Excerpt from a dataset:
%%
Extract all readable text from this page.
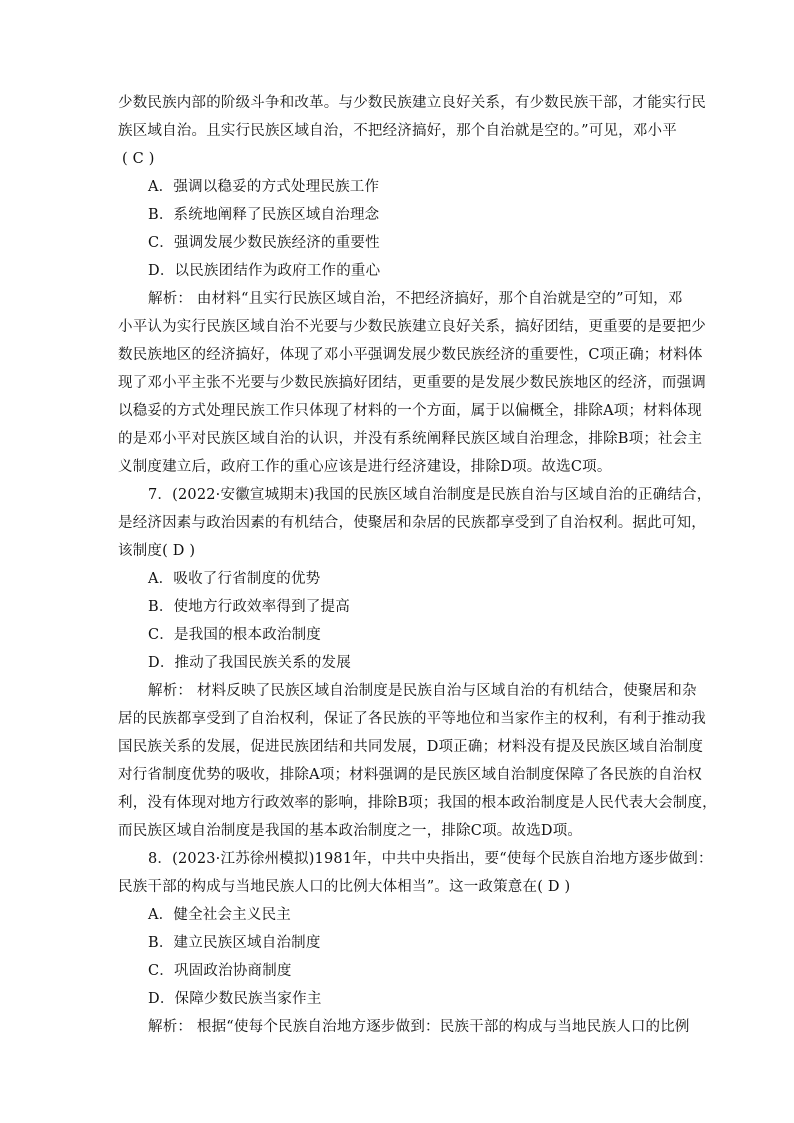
少数民族内部的阶级斗争和改革。与少数民族建立良好关系，有少数民族干部，才能实行民
族区域自治。且实行民族区域自治，不把经济搞好，那个自治就是空的。”可见，邓小平
( C )
A．强调以稳妥的方式处理民族工作
B．系统地阐释了民族区域自治理念
C．强调发展少数民族经济的重要性
D．以民族团结作为政府工作的重心
解析： 由材料“且实行民族区域自治，不把经济搞好，那个自治就是空的”可知，邓
小平认为实行民族区域自治不光要与少数民族建立良好关系，搞好团结，更重要的是要把少
数民族地区的经济搞好，体现了邓小平强调发展少数民族经济的重要性，C项正确；材料体
现了邓小平主张不光要与少数民族搞好团结，更重要的是发展少数民族地区的经济，而强调
以稳妥的方式处理民族工作只体现了材料的一个方面，属于以偏概全，排除A项；材料体现
的是邓小平对民族区域自治的认识，并没有系统阐释民族区域自治理念，排除B项；社会主
义制度建立后，政府工作的重心应该是进行经济建设，排除D项。故选C项。
7．(2022·安徽宣城期末)我国的民族区域自治制度是民族自治与区域自治的正确结合，
是经济因素与政治因素的有机结合，使聚居和杂居的民族都享受到了自治权利。据此可知，
该制度( D )
A．吸收了行省制度的优势
B．使地方行政效率得到了提高
C．是我国的根本政治制度
D．推动了我国民族关系的发展
解析： 材料反映了民族区域自治制度是民族自治与区域自治的有机结合，使聚居和杂
居的民族都享受到了自治权利，保证了各民族的平等地位和当家作主的权利，有利于推动我
国民族关系的发展，促进民族团结和共同发展，D项正确；材料没有提及民族区域自治制度
对行省制度优势的吸收，排除A项；材料强调的是民族区域自治制度保障了各民族的自治权
利，没有体现对地方行政效率的影响，排除B项；我国的根本政治制度是人民代表大会制度，
而民族区域自治制度是我国的基本政治制度之一，排除C项。故选D项。
8．(2023·江苏徐州模拟)1981年，中共中央指出，要“使每个民族自治地方逐步做到：
民族干部的构成与当地民族人口的比例大体相当”。这一政策意在( D )
A．健全社会主义民主
B．建立民族区域自治制度
C．巩固政治协商制度
D．保障少数民族当家作主
解析： 根据“使每个民族自治地方逐步做到：民族干部的构成与当地民族人口的比例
%%
Your objective | From the entries above, output every line exactly and omit any image.

The answer |
Extract all readable text from this page.
少数民族内部的阶级斗争和改革。与少数民族建立良好关系，有少数民族干部，才能实行民
族区域自治。且实行民族区域自治，不把经济搞好，那个自治就是空的。”可见，邓小平
( C )
A．强调以稳妥的方式处理民族工作
B．系统地阐释了民族区域自治理念
C．强调发展少数民族经济的重要性
D．以民族团结作为政府工作的重心
解析： 由材料“且实行民族区域自治，不把经济搞好，那个自治就是空的”可知，邓
小平认为实行民族区域自治不光要与少数民族建立良好关系，搞好团结，更重要的是要把少
数民族地区的经济搞好，体现了邓小平强调发展少数民族经济的重要性，C项正确；材料体
现了邓小平主张不光要与少数民族搞好团结，更重要的是发展少数民族地区的经济，而强调
以稳妥的方式处理民族工作只体现了材料的一个方面，属于以偏概全，排除A项；材料体现
的是邓小平对民族区域自治的认识，并没有系统阐释民族区域自治理念，排除B项；社会主
义制度建立后，政府工作的重心应该是进行经济建设，排除D项。故选C项。
7．(2022·安徽宣城期末)我国的民族区域自治制度是民族自治与区域自治的正确结合，
是经济因素与政治因素的有机结合，使聚居和杂居的民族都享受到了自治权利。据此可知，
该制度( D )
A．吸收了行省制度的优势
B．使地方行政效率得到了提高
C．是我国的根本政治制度
D．推动了我国民族关系的发展
解析： 材料反映了民族区域自治制度是民族自治与区域自治的有机结合，使聚居和杂
居的民族都享受到了自治权利，保证了各民族的平等地位和当家作主的权利，有利于推动我
国民族关系的发展，促进民族团结和共同发展，D项正确；材料没有提及民族区域自治制度
对行省制度优势的吸收，排除A项；材料强调的是民族区域自治制度保障了各民族的自治权
利，没有体现对地方行政效率的影响，排除B项；我国的根本政治制度是人民代表大会制度，
而民族区域自治制度是我国的基本政治制度之一，排除C项。故选D项。
8．(2023·江苏徐州模拟)1981年，中共中央指出，要“使每个民族自治地方逐步做到：
民族干部的构成与当地民族人口的比例大体相当”。这一政策意在( D )
A．健全社会主义民主
B．建立民族区域自治制度
C．巩固政治协商制度
D．保障少数民族当家作主
解析： 根据“使每个民族自治地方逐步做到：民族干部的构成与当地民族人口的比例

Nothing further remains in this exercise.